• **Records excerpted from a collection**
——————————

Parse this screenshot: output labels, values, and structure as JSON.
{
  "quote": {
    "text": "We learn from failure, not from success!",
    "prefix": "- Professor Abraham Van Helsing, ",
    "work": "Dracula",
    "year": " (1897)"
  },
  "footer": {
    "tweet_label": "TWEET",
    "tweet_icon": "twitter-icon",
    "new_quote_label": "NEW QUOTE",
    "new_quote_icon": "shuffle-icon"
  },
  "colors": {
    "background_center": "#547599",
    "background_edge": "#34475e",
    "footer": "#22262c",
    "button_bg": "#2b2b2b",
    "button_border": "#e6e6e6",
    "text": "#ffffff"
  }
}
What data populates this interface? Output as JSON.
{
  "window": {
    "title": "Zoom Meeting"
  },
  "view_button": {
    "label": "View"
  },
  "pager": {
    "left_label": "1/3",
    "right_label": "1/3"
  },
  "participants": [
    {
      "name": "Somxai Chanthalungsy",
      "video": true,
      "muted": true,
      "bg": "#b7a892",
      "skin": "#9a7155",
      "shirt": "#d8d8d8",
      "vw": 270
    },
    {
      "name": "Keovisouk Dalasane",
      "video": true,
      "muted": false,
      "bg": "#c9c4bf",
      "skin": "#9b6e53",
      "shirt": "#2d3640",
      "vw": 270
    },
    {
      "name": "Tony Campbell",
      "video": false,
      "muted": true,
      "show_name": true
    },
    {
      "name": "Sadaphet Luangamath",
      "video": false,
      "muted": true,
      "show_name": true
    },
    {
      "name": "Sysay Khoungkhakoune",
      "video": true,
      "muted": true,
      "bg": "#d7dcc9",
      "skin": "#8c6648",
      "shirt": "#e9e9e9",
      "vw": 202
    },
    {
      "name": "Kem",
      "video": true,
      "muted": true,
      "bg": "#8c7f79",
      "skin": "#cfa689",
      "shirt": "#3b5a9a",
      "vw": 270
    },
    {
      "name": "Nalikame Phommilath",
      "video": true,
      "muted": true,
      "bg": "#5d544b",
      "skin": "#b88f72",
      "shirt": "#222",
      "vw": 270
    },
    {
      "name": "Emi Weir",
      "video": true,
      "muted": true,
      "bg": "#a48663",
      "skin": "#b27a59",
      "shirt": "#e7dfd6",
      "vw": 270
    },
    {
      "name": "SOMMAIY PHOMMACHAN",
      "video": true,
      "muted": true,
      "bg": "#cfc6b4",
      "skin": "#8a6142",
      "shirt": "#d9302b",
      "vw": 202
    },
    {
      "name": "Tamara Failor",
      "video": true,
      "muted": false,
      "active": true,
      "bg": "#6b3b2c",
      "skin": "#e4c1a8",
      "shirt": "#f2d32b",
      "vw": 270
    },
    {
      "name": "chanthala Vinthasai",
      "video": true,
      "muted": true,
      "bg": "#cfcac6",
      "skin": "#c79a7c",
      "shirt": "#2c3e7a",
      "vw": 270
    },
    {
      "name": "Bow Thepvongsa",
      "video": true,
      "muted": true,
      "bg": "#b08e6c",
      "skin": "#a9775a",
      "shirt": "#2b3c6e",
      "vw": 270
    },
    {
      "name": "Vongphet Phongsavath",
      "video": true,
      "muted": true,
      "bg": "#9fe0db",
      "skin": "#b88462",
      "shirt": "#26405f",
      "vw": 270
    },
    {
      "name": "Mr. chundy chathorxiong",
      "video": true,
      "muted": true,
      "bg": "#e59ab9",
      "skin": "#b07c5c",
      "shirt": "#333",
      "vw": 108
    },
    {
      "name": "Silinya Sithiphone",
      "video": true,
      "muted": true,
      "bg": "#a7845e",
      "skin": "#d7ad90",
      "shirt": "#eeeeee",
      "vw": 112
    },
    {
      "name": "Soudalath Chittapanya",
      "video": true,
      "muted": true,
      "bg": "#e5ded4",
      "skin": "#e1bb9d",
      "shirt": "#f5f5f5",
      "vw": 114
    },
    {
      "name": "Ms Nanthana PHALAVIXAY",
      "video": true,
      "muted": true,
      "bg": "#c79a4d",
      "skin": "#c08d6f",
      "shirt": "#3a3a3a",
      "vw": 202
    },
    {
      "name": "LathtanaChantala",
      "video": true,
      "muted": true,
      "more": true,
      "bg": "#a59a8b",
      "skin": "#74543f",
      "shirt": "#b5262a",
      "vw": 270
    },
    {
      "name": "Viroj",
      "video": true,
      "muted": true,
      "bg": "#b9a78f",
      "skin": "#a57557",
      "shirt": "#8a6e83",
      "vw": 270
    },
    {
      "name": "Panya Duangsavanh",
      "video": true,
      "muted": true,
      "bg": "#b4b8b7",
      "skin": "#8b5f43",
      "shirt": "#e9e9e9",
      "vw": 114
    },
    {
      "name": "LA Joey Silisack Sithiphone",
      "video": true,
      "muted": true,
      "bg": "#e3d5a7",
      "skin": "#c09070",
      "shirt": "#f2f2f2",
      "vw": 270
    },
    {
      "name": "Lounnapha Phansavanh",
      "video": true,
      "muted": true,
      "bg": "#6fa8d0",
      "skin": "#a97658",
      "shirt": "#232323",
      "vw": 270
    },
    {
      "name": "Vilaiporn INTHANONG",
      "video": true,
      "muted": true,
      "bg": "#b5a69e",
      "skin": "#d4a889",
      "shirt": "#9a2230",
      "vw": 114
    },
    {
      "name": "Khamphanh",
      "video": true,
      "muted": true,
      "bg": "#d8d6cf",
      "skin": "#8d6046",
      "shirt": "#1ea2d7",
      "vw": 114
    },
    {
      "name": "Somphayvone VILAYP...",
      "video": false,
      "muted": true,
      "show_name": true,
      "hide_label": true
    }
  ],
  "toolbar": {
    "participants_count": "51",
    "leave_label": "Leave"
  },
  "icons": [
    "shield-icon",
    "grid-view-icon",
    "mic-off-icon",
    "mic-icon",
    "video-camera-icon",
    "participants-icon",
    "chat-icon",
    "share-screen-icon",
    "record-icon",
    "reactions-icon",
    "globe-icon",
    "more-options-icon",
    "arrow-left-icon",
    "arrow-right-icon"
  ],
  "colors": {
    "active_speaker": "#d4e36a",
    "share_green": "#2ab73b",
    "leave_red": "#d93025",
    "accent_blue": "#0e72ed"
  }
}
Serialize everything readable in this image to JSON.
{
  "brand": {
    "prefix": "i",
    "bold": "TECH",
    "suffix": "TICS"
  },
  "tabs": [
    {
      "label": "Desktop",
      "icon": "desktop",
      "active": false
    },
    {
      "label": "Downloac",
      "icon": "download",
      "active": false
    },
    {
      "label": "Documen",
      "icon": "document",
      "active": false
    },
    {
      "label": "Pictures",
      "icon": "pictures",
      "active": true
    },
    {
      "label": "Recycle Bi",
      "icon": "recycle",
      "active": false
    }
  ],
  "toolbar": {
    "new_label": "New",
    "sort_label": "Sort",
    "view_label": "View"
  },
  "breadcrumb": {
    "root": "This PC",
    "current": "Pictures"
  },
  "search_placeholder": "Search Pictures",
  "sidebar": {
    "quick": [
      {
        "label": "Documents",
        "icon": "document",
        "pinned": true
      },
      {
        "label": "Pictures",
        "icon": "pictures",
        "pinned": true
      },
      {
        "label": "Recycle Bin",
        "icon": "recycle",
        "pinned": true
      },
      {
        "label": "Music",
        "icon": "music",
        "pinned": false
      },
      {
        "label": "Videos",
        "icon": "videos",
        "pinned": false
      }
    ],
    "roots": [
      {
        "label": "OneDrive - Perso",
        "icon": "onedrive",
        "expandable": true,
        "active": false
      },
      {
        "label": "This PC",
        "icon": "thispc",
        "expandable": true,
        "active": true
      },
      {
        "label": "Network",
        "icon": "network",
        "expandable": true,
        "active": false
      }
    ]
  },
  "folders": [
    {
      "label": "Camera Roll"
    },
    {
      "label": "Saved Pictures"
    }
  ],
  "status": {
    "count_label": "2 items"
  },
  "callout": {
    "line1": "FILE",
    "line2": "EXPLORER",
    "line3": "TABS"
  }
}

——————————

• **Task to complete**
Find the string "Sithiphone" in the entries above and return each line that holds it.

• **Reply**
      "name": "Silinya Sithiphone",
      "name": "LA Joey Silisack Sithiphone",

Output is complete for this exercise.